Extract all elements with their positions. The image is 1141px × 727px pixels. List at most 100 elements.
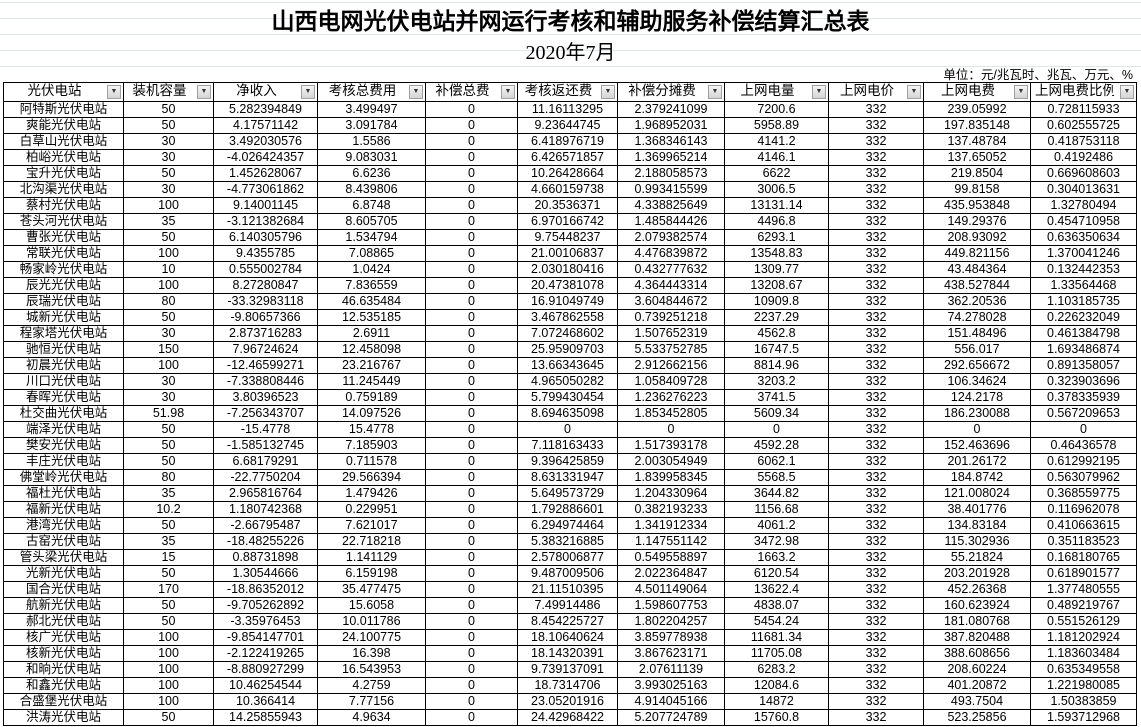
table-cell[interactable]: 1.370041246 [1030, 245, 1137, 262]
table-cell[interactable]: 6062.1 [724, 453, 829, 470]
station-name-cell[interactable]: 樊安光伏电站 [3, 437, 124, 454]
table-cell[interactable]: -9.854147701 [213, 629, 318, 646]
table-cell[interactable]: 0.549558897 [617, 549, 725, 566]
table-cell[interactable]: 1.507652319 [617, 325, 725, 342]
table-cell[interactable]: 4.2759 [317, 677, 426, 694]
table-cell[interactable]: 4141.2 [724, 133, 829, 150]
table-cell[interactable]: 8.631331947 [517, 469, 618, 486]
table-cell[interactable]: 0.410663615 [1030, 517, 1137, 534]
table-cell[interactable]: 1.968952031 [617, 117, 725, 134]
table-cell[interactable]: 1.839958345 [617, 469, 725, 486]
table-cell[interactable]: 13208.67 [724, 277, 829, 294]
table-cell[interactable]: 181.080768 [923, 613, 1031, 630]
table-cell[interactable]: 151.48496 [923, 325, 1031, 342]
table-cell[interactable]: 0 [425, 645, 518, 662]
table-cell[interactable]: 0.489219767 [1030, 597, 1137, 614]
station-name-cell[interactable]: 和鑫光伏电站 [3, 677, 124, 694]
table-cell[interactable]: 18.10640624 [517, 629, 618, 646]
table-cell[interactable]: 5568.5 [724, 469, 829, 486]
table-cell[interactable]: 6283.2 [724, 661, 829, 678]
table-cell[interactable]: 30 [123, 181, 214, 198]
table-cell[interactable]: 1663.2 [724, 549, 829, 566]
table-cell[interactable]: 4.17571142 [213, 117, 318, 134]
table-cell[interactable]: 3644.82 [724, 485, 829, 502]
table-cell[interactable]: 7.836559 [317, 277, 426, 294]
table-cell[interactable]: 106.34624 [923, 373, 1031, 390]
table-cell[interactable]: 332 [828, 421, 924, 438]
table-cell[interactable]: 2.003054949 [617, 453, 725, 470]
table-cell[interactable]: 11681.34 [724, 629, 829, 646]
table-cell[interactable]: 332 [828, 245, 924, 262]
table-cell[interactable]: 5.533752785 [617, 341, 725, 358]
table-cell[interactable]: 15.4778 [317, 421, 426, 438]
table-cell[interactable]: 0.229951 [317, 501, 426, 518]
table-cell[interactable]: 4838.07 [724, 597, 829, 614]
table-cell[interactable]: 5454.24 [724, 613, 829, 630]
table-cell[interactable]: 9.14001145 [213, 197, 318, 214]
table-cell[interactable]: 18.7314706 [517, 677, 618, 694]
table-cell[interactable]: 2.912662156 [617, 357, 725, 374]
table-cell[interactable]: 30 [123, 149, 214, 166]
table-cell[interactable]: 0.432777632 [617, 261, 725, 278]
table-cell[interactable]: 30 [123, 389, 214, 406]
table-cell[interactable]: 25.95909703 [517, 341, 618, 358]
table-cell[interactable]: 1.485844426 [617, 213, 725, 230]
table-cell[interactable]: 362.20536 [923, 293, 1031, 310]
table-cell[interactable]: 1.593712968 [1030, 709, 1137, 726]
table-cell[interactable]: 50 [123, 597, 214, 614]
table-cell[interactable]: 0 [425, 261, 518, 278]
table-cell[interactable]: 0 [724, 421, 829, 438]
table-cell[interactable]: 12084.6 [724, 677, 829, 694]
table-cell[interactable]: 9.487009506 [517, 565, 618, 582]
table-cell[interactable]: 3472.98 [724, 533, 829, 550]
table-cell[interactable]: -2.66795487 [213, 517, 318, 534]
table-cell[interactable]: 51.98 [123, 405, 214, 422]
table-cell[interactable]: 5.282394849 [213, 101, 318, 118]
station-name-cell[interactable]: 古窑光伏电站 [3, 533, 124, 550]
table-cell[interactable]: 4.476839872 [617, 245, 725, 262]
table-cell[interactable]: 0 [425, 565, 518, 582]
table-cell[interactable]: 0.88731898 [213, 549, 318, 566]
table-cell[interactable]: 30 [123, 133, 214, 150]
table-cell[interactable]: 332 [828, 613, 924, 630]
table-cell[interactable]: 0 [923, 421, 1031, 438]
table-cell[interactable]: 0 [425, 549, 518, 566]
station-name-cell[interactable]: 蔡村光伏电站 [3, 197, 124, 214]
table-cell[interactable]: -3.121382684 [213, 213, 318, 230]
table-cell[interactable]: 0 [425, 405, 518, 422]
table-cell[interactable]: 0 [425, 373, 518, 390]
table-cell[interactable]: 9.75448237 [517, 229, 618, 246]
table-cell[interactable]: 50 [123, 517, 214, 534]
table-cell[interactable]: 332 [828, 549, 924, 566]
table-cell[interactable]: 50 [123, 565, 214, 582]
table-cell[interactable]: 100 [123, 677, 214, 694]
station-name-cell[interactable]: 福新光伏电站 [3, 501, 124, 518]
table-cell[interactable]: 0 [425, 421, 518, 438]
filter-dropdown-icon[interactable]: ▼ [107, 85, 121, 99]
table-cell[interactable]: 5609.34 [724, 405, 829, 422]
table-cell[interactable]: 3006.5 [724, 181, 829, 198]
table-cell[interactable]: 2.6911 [317, 325, 426, 342]
table-cell[interactable]: 4.501149064 [617, 581, 725, 598]
table-cell[interactable]: 5.207724789 [617, 709, 725, 726]
table-cell[interactable]: 0.323903696 [1030, 373, 1137, 390]
table-cell[interactable]: 0 [425, 693, 518, 710]
station-name-cell[interactable]: 曹张光伏电站 [3, 229, 124, 246]
table-cell[interactable]: 160.623924 [923, 597, 1031, 614]
table-cell[interactable]: 332 [828, 373, 924, 390]
table-cell[interactable]: 80 [123, 469, 214, 486]
table-cell[interactable]: 55.21824 [923, 549, 1031, 566]
table-cell[interactable]: 149.29376 [923, 213, 1031, 230]
table-cell[interactable]: 6293.1 [724, 229, 829, 246]
table-cell[interactable]: 0.739251218 [617, 309, 725, 326]
station-name-cell[interactable]: 苍头河光伏电站 [3, 213, 124, 230]
table-cell[interactable]: 137.65052 [923, 149, 1031, 166]
table-cell[interactable]: 0 [425, 709, 518, 726]
table-cell[interactable]: 4.338825649 [617, 197, 725, 214]
table-cell[interactable]: 150 [123, 341, 214, 358]
table-cell[interactable]: 4.9634 [317, 709, 426, 726]
table-cell[interactable]: 332 [828, 389, 924, 406]
table-cell[interactable]: 35 [123, 485, 214, 502]
table-cell[interactable]: 2.030180416 [517, 261, 618, 278]
table-cell[interactable]: 332 [828, 325, 924, 342]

§

## What is asked
Reproduce the records above line for line, leaving out the pictures.

## Response to this task
Extract all elements with their positions. The image is 1141px × 727px pixels. List at most 100 elements.
table-cell[interactable]: 1.370041246 [1030, 245, 1137, 262]
table-cell[interactable]: 6062.1 [724, 453, 829, 470]
station-name-cell[interactable]: 樊安光伏电站 [3, 437, 124, 454]
table-cell[interactable]: -9.854147701 [213, 629, 318, 646]
table-cell[interactable]: 0.549558897 [617, 549, 725, 566]
table-cell[interactable]: 1.507652319 [617, 325, 725, 342]
table-cell[interactable]: 4.2759 [317, 677, 426, 694]
table-cell[interactable]: 4141.2 [724, 133, 829, 150]
table-cell[interactable]: 8.631331947 [517, 469, 618, 486]
table-cell[interactable]: 0.410663615 [1030, 517, 1137, 534]
table-cell[interactable]: 1.968952031 [617, 117, 725, 134]
table-cell[interactable]: 1.839958345 [617, 469, 725, 486]
table-cell[interactable]: 13208.67 [724, 277, 829, 294]
table-cell[interactable]: 181.080768 [923, 613, 1031, 630]
table-cell[interactable]: 151.48496 [923, 325, 1031, 342]
table-cell[interactable]: 0 [425, 645, 518, 662]
table-cell[interactable]: 0.489219767 [1030, 597, 1137, 614]
station-name-cell[interactable]: 和鑫光伏电站 [3, 677, 124, 694]
table-cell[interactable]: 18.10640624 [517, 629, 618, 646]
table-cell[interactable]: 5568.5 [724, 469, 829, 486]
table-cell[interactable]: 6283.2 [724, 661, 829, 678]
table-cell[interactable]: 30 [123, 181, 214, 198]
table-cell[interactable]: 1663.2 [724, 549, 829, 566]
table-cell[interactable]: 4.17571142 [213, 117, 318, 134]
table-cell[interactable]: 3644.82 [724, 485, 829, 502]
table-cell[interactable]: 7.836559 [317, 277, 426, 294]
table-cell[interactable]: 106.34624 [923, 373, 1031, 390]
table-cell[interactable]: 332 [828, 421, 924, 438]
table-cell[interactable]: 2.003054949 [617, 453, 725, 470]
table-cell[interactable]: 11681.34 [724, 629, 829, 646]
table-cell[interactable]: 332 [828, 245, 924, 262]
table-cell[interactable]: 5.533752785 [617, 341, 725, 358]
table-cell[interactable]: 15.4778 [317, 421, 426, 438]
table-cell[interactable]: 0.229951 [317, 501, 426, 518]
table-cell[interactable]: 4838.07 [724, 597, 829, 614]
table-cell[interactable]: 5454.24 [724, 613, 829, 630]
table-cell[interactable]: 9.14001145 [213, 197, 318, 214]
table-cell[interactable]: 18.7314706 [517, 677, 618, 694]
table-cell[interactable]: 2.912662156 [617, 357, 725, 374]
table-cell[interactable]: 30 [123, 149, 214, 166]
table-cell[interactable]: 0.432777632 [617, 261, 725, 278]
table-cell[interactable]: 30 [123, 389, 214, 406]
table-cell[interactable]: 25.95909703 [517, 341, 618, 358]
table-cell[interactable]: 1.485844426 [617, 213, 725, 230]
table-cell[interactable]: 362.20536 [923, 293, 1031, 310]
table-cell[interactable]: 1.593712968 [1030, 709, 1137, 726]
table-cell[interactable]: 50 [123, 597, 214, 614]
table-cell[interactable]: 0 [425, 261, 518, 278]
table-cell[interactable]: 0 [724, 421, 829, 438]
table-cell[interactable]: 12084.6 [724, 677, 829, 694]
table-cell[interactable]: 9.487009506 [517, 565, 618, 582]
table-cell[interactable]: 3472.98 [724, 533, 829, 550]
table-cell[interactable]: -2.66795487 [213, 517, 318, 534]
table-cell[interactable]: 51.98 [123, 405, 214, 422]
table-cell[interactable]: 5.282394849 [213, 101, 318, 118]
station-name-cell[interactable]: 古窑光伏电站 [3, 533, 124, 550]
table-cell[interactable]: 4.476839872 [617, 245, 725, 262]
table-cell[interactable]: 0 [425, 565, 518, 582]
table-cell[interactable]: 0.88731898 [213, 549, 318, 566]
table-cell[interactable]: 30 [123, 133, 214, 150]
table-cell[interactable]: 332 [828, 613, 924, 630]
table-cell[interactable]: 0 [923, 421, 1031, 438]
table-cell[interactable]: 0 [425, 549, 518, 566]
station-name-cell[interactable]: 蔡村光伏电站 [3, 197, 124, 214]
table-cell[interactable]: -3.121382684 [213, 213, 318, 230]
table-cell[interactable]: 0 [425, 405, 518, 422]
table-cell[interactable]: 0 [425, 373, 518, 390]
table-cell[interactable]: 9.75448237 [517, 229, 618, 246]
table-cell[interactable]: 50 [123, 517, 214, 534]
table-cell[interactable]: 332 [828, 549, 924, 566]
table-cell[interactable]: 50 [123, 565, 214, 582]
table-cell[interactable]: 100 [123, 677, 214, 694]
station-name-cell[interactable]: 福新光伏电站 [3, 501, 124, 518]
table-cell[interactable]: 0 [425, 421, 518, 438]
filter-dropdown-icon[interactable]: ▼ [107, 85, 121, 99]
table-cell[interactable]: 5609.34 [724, 405, 829, 422]
table-cell[interactable]: 3006.5 [724, 181, 829, 198]
table-cell[interactable]: 2.6911 [317, 325, 426, 342]
table-cell[interactable]: 4.501149064 [617, 581, 725, 598]
table-cell[interactable]: 5.207724789 [617, 709, 725, 726]
table-cell[interactable]: 0.323903696 [1030, 373, 1137, 390]
table-cell[interactable]: 0 [425, 693, 518, 710]
station-name-cell[interactable]: 曹张光伏电站 [3, 229, 124, 246]
table-cell[interactable]: 160.623924 [923, 597, 1031, 614]
table-cell[interactable]: 332 [828, 373, 924, 390]
table-cell[interactable]: 80 [123, 469, 214, 486]
table-cell[interactable]: 55.21824 [923, 549, 1031, 566]
table-cell[interactable]: 149.29376 [923, 213, 1031, 230]
table-cell[interactable]: 6293.1 [724, 229, 829, 246]
table-cell[interactable]: 0.739251218 [617, 309, 725, 326]
station-name-cell[interactable]: 苍头河光伏电站 [3, 213, 124, 230]
table-cell[interactable]: 137.65052 [923, 149, 1031, 166]
table-cell[interactable]: 0 [425, 709, 518, 726]
table-cell[interactable]: 4.338825649 [617, 197, 725, 214]
table-cell[interactable]: 150 [123, 341, 214, 358]
table-cell[interactable]: 4.9634 [317, 709, 426, 726]
table-cell[interactable]: 332 [828, 389, 924, 406]
table-cell[interactable]: 35 [123, 485, 214, 502]
table-cell[interactable]: 2.030180416 [517, 261, 618, 278]
table-cell[interactable]: 332 [828, 325, 924, 342]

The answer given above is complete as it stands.